RECORD EXTRACTS —
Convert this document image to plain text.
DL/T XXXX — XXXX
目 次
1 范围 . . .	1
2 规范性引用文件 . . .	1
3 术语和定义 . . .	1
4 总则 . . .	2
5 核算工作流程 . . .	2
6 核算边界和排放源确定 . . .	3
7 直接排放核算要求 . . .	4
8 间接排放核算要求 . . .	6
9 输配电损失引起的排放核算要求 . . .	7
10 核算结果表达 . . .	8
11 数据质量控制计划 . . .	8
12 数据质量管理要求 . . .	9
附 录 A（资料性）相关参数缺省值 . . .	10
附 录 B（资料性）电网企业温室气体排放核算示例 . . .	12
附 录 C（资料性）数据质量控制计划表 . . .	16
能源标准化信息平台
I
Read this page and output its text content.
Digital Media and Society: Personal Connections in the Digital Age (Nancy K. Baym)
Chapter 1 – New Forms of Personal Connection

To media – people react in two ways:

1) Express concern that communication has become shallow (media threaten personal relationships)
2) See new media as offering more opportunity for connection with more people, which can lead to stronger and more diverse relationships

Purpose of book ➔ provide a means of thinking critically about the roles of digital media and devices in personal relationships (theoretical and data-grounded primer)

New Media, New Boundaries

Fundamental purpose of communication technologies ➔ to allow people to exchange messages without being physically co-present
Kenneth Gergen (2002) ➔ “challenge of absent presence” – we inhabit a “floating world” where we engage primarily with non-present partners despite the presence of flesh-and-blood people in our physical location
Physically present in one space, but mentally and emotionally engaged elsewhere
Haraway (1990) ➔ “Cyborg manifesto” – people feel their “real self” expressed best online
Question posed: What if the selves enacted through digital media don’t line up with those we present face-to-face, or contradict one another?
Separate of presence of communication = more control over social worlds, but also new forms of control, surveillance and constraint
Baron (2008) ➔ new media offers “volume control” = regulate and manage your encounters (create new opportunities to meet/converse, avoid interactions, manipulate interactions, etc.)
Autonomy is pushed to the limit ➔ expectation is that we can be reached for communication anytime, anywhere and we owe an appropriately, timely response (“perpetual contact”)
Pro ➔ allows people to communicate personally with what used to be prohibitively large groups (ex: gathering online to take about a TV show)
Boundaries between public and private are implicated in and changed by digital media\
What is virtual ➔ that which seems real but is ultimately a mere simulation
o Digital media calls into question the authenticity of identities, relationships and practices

TASK OBJECTIVE — Repeat every record, exactly as written.

TASK SOLUTION —
Convert this document image to plain text.
DL/T XXXX — XXXX
目 次
1 范围 . . .	1
2 规范性引用文件 . . .	1
3 术语和定义 . . .	1
4 总则 . . .	2
5 核算工作流程 . . .	2
6 核算边界和排放源确定 . . .	3
7 直接排放核算要求 . . .	4
8 间接排放核算要求 . . .	6
9 输配电损失引起的排放核算要求 . . .	7
10 核算结果表达 . . .	8
11 数据质量控制计划 . . .	8
12 数据质量管理要求 . . .	9
附 录 A（资料性）相关参数缺省值 . . .	10
附 录 B（资料性）电网企业温室气体排放核算示例 . . .	12
附 录 C（资料性）数据质量控制计划表 . . .	16
能源标准化信息平台
I
Read this page and output its text content.
Digital Media and Society: Personal Connections in the Digital Age (Nancy K. Baym)
Chapter 1 – New Forms of Personal Connection

To media – people react in two ways:

1) Express concern that communication has become shallow (media threaten personal relationships)
2) See new media as offering more opportunity for connection with more people, which can lead to stronger and more diverse relationships

Purpose of book ➔ provide a means of thinking critically about the roles of digital media and devices in personal relationships (theoretical and data-grounded primer)

New Media, New Boundaries

Fundamental purpose of communication technologies ➔ to allow people to exchange messages without being physically co-present
Kenneth Gergen (2002) ➔ “challenge of absent presence” – we inhabit a “floating world” where we engage primarily with non-present partners despite the presence of flesh-and-blood people in our physical location
Physically present in one space, but mentally and emotionally engaged elsewhere
Haraway (1990) ➔ “Cyborg manifesto” – people feel their “real self” expressed best online
Question posed: What if the selves enacted through digital media don’t line up with those we present face-to-face, or contradict one another?
Separate of presence of communication = more control over social worlds, but also new forms of control, surveillance and constraint
Baron (2008) ➔ new media offers “volume control” = regulate and manage your encounters (create new opportunities to meet/converse, avoid interactions, manipulate interactions, etc.)
Autonomy is pushed to the limit ➔ expectation is that we can be reached for communication anytime, anywhere and we owe an appropriately, timely response (“perpetual contact”)
Pro ➔ allows people to communicate personally with what used to be prohibitively large groups (ex: gathering online to take about a TV show)
Boundaries between public and private are implicated in and changed by digital media\
What is virtual ➔ that which seems real but is ultimately a mere simulation
o Digital media calls into question the authenticity of identities, relationships and practices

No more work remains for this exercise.